_EXERCISE_
Print all the records exactly, please.
-- BEGIN DATASET RECORDS --
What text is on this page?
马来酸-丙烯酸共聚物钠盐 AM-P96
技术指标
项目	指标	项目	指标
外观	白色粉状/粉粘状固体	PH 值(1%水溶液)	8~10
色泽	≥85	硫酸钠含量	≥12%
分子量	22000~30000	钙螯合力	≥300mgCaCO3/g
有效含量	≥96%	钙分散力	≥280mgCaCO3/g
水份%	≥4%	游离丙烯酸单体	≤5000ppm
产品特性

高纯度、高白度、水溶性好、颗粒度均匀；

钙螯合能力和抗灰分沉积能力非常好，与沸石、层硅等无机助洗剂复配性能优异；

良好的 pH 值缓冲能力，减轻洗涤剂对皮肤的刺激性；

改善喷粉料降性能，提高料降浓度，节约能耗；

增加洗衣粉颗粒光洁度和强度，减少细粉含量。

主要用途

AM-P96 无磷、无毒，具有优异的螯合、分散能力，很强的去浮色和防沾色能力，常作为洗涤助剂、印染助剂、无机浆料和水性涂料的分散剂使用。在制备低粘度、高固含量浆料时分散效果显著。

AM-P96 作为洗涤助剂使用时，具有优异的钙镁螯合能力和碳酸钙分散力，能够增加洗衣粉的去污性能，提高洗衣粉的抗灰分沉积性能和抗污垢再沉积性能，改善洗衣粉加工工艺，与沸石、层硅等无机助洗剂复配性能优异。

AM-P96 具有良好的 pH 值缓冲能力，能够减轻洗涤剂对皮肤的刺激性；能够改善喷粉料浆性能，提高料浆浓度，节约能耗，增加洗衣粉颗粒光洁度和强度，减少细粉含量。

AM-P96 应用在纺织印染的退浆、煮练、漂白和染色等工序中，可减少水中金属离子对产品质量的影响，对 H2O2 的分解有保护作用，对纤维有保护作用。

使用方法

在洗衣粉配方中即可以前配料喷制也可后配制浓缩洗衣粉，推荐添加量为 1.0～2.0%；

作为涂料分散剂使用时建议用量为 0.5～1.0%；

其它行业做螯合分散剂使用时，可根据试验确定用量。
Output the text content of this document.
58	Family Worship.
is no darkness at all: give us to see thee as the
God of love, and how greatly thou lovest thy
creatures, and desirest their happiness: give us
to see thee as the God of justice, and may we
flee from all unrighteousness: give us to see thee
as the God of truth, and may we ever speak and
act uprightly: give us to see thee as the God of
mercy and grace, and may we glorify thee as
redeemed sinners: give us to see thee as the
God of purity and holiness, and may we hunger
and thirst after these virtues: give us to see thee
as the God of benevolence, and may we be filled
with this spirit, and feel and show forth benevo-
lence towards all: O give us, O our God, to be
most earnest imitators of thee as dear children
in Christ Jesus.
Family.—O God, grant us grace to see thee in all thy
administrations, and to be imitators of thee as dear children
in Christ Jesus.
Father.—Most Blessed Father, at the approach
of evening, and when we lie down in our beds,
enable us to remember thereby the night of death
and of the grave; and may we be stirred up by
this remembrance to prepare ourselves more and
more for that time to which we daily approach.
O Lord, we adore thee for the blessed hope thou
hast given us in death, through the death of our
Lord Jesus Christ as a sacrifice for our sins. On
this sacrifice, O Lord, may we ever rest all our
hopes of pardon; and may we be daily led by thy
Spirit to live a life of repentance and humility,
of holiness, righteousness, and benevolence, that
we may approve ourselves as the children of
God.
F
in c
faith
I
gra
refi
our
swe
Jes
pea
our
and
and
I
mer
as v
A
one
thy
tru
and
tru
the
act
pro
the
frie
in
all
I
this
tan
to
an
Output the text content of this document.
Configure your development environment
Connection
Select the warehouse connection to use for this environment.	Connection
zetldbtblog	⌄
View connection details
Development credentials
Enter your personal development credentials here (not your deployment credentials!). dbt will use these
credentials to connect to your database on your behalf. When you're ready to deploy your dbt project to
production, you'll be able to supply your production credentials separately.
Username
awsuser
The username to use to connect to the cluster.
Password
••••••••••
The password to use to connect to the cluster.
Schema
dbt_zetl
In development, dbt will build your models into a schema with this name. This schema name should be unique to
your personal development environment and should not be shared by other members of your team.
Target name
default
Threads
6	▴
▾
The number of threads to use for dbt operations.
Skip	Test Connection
-- END DATASET RECORDS --
_TASK RESULT_
What text is on this page?
马来酸-丙烯酸共聚物钠盐 AM-P96
技术指标
项目	指标	项目	指标
外观	白色粉状/粉粘状固体	PH 值(1%水溶液)	8~10
色泽	≥85	硫酸钠含量	≥12%
分子量	22000~30000	钙螯合力	≥300mgCaCO3/g
有效含量	≥96%	钙分散力	≥280mgCaCO3/g
水份%	≥4%	游离丙烯酸单体	≤5000ppm
产品特性

高纯度、高白度、水溶性好、颗粒度均匀；

钙螯合能力和抗灰分沉积能力非常好，与沸石、层硅等无机助洗剂复配性能优异；

良好的 pH 值缓冲能力，减轻洗涤剂对皮肤的刺激性；

改善喷粉料降性能，提高料降浓度，节约能耗；

增加洗衣粉颗粒光洁度和强度，减少细粉含量。

主要用途

AM-P96 无磷、无毒，具有优异的螯合、分散能力，很强的去浮色和防沾色能力，常作为洗涤助剂、印染助剂、无机浆料和水性涂料的分散剂使用。在制备低粘度、高固含量浆料时分散效果显著。

AM-P96 作为洗涤助剂使用时，具有优异的钙镁螯合能力和碳酸钙分散力，能够增加洗衣粉的去污性能，提高洗衣粉的抗灰分沉积性能和抗污垢再沉积性能，改善洗衣粉加工工艺，与沸石、层硅等无机助洗剂复配性能优异。

AM-P96 具有良好的 pH 值缓冲能力，能够减轻洗涤剂对皮肤的刺激性；能够改善喷粉料浆性能，提高料浆浓度，节约能耗，增加洗衣粉颗粒光洁度和强度，减少细粉含量。

AM-P96 应用在纺织印染的退浆、煮练、漂白和染色等工序中，可减少水中金属离子对产品质量的影响，对 H2O2 的分解有保护作用，对纤维有保护作用。

使用方法

在洗衣粉配方中即可以前配料喷制也可后配制浓缩洗衣粉，推荐添加量为 1.0～2.0%；

作为涂料分散剂使用时建议用量为 0.5～1.0%；

其它行业做螯合分散剂使用时，可根据试验确定用量。
Output the text content of this document.
58	Family Worship.
is no darkness at all: give us to see thee as the
God of love, and how greatly thou lovest thy
creatures, and desirest their happiness: give us
to see thee as the God of justice, and may we
flee from all unrighteousness: give us to see thee
as the God of truth, and may we ever speak and
act uprightly: give us to see thee as the God of
mercy and grace, and may we glorify thee as
redeemed sinners: give us to see thee as the
God of purity and holiness, and may we hunger
and thirst after these virtues: give us to see thee
as the God of benevolence, and may we be filled
with this spirit, and feel and show forth benevo-
lence towards all: O give us, O our God, to be
most earnest imitators of thee as dear children
in Christ Jesus.
Family.—O God, grant us grace to see thee in all thy
administrations, and to be imitators of thee as dear children
in Christ Jesus.
Father.—Most Blessed Father, at the approach
of evening, and when we lie down in our beds,
enable us to remember thereby the night of death
and of the grave; and may we be stirred up by
this remembrance to prepare ourselves more and
more for that time to which we daily approach.
O Lord, we adore thee for the blessed hope thou
hast given us in death, through the death of our
Lord Jesus Christ as a sacrifice for our sins. On
this sacrifice, O Lord, may we ever rest all our
hopes of pardon; and may we be daily led by thy
Spirit to live a life of repentance and humility,
of holiness, righteousness, and benevolence, that
we may approve ourselves as the children of
God.
F
in c
faith
I
gra
refi
our
swe
Jes
pea
our
and
and
I
mer
as v
A
one
thy
tru
and
tru
the
act
pro
the
frie
in
all
I
this
tan
to
an
Output the text content of this document.
Configure your development environment
Connection
Select the warehouse connection to use for this environment.	Connection
zetldbtblog	⌄
View connection details
Development credentials
Enter your personal development credentials here (not your deployment credentials!). dbt will use these
credentials to connect to your database on your behalf. When you're ready to deploy your dbt project to
production, you'll be able to supply your production credentials separately.
Username
awsuser
The username to use to connect to the cluster.
Password
••••••••••
The password to use to connect to the cluster.
Schema
dbt_zetl
In development, dbt will build your models into a schema with this name. This schema name should be unique to
your personal development environment and should not be shared by other members of your team.
Target name
default
Threads
6	▴
▾
The number of threads to use for dbt operations.
Skip	Test Connection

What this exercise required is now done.